Read the records and write them out again exactly.

● ● ● ●

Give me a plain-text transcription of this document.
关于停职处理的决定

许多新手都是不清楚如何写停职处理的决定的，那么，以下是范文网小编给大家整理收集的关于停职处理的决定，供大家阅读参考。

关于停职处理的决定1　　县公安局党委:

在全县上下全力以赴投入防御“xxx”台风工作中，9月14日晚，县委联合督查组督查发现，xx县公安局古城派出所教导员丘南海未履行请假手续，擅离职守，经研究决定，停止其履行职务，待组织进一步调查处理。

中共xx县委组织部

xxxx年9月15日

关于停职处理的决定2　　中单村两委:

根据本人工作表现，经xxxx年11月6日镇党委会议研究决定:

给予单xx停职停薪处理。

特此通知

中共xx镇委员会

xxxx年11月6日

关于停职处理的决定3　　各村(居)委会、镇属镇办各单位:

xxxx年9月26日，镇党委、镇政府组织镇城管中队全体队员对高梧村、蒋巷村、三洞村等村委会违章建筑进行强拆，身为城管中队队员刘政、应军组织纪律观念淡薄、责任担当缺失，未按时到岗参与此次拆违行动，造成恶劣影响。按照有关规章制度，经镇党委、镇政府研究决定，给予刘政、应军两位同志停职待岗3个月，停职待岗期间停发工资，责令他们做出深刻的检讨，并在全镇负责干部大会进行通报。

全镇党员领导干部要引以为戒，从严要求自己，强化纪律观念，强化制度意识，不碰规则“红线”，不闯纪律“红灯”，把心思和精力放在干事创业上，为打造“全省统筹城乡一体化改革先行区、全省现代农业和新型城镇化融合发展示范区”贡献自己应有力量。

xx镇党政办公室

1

● ● ● ●

→ **RESPONSE TO THE TASK**:
Give me a plain-text transcription of this document.
关于停职处理的决定

许多新手都是不清楚如何写停职处理的决定的，那么，以下是范文网小编给大家整理收集的关于停职处理的决定，供大家阅读参考。

关于停职处理的决定1　　县公安局党委:

在全县上下全力以赴投入防御“xxx”台风工作中，9月14日晚，县委联合督查组督查发现，xx县公安局古城派出所教导员丘南海未履行请假手续，擅离职守，经研究决定，停止其履行职务，待组织进一步调查处理。

中共xx县委组织部

xxxx年9月15日

关于停职处理的决定2　　中单村两委:

根据本人工作表现，经xxxx年11月6日镇党委会议研究决定:

给予单xx停职停薪处理。

特此通知

中共xx镇委员会

xxxx年11月6日

关于停职处理的决定3　　各村(居)委会、镇属镇办各单位:

xxxx年9月26日，镇党委、镇政府组织镇城管中队全体队员对高梧村、蒋巷村、三洞村等村委会违章建筑进行强拆，身为城管中队队员刘政、应军组织纪律观念淡薄、责任担当缺失，未按时到岗参与此次拆违行动，造成恶劣影响。按照有关规章制度，经镇党委、镇政府研究决定，给予刘政、应军两位同志停职待岗3个月，停职待岗期间停发工资，责令他们做出深刻的检讨，并在全镇负责干部大会进行通报。

全镇党员领导干部要引以为戒，从严要求自己，强化纪律观念，强化制度意识，不碰规则“红线”，不闯纪律“红灯”，把心思和精力放在干事创业上，为打造“全省统筹城乡一体化改革先行区、全省现代农业和新型城镇化融合发展示范区”贡献自己应有力量。

xx镇党政办公室

1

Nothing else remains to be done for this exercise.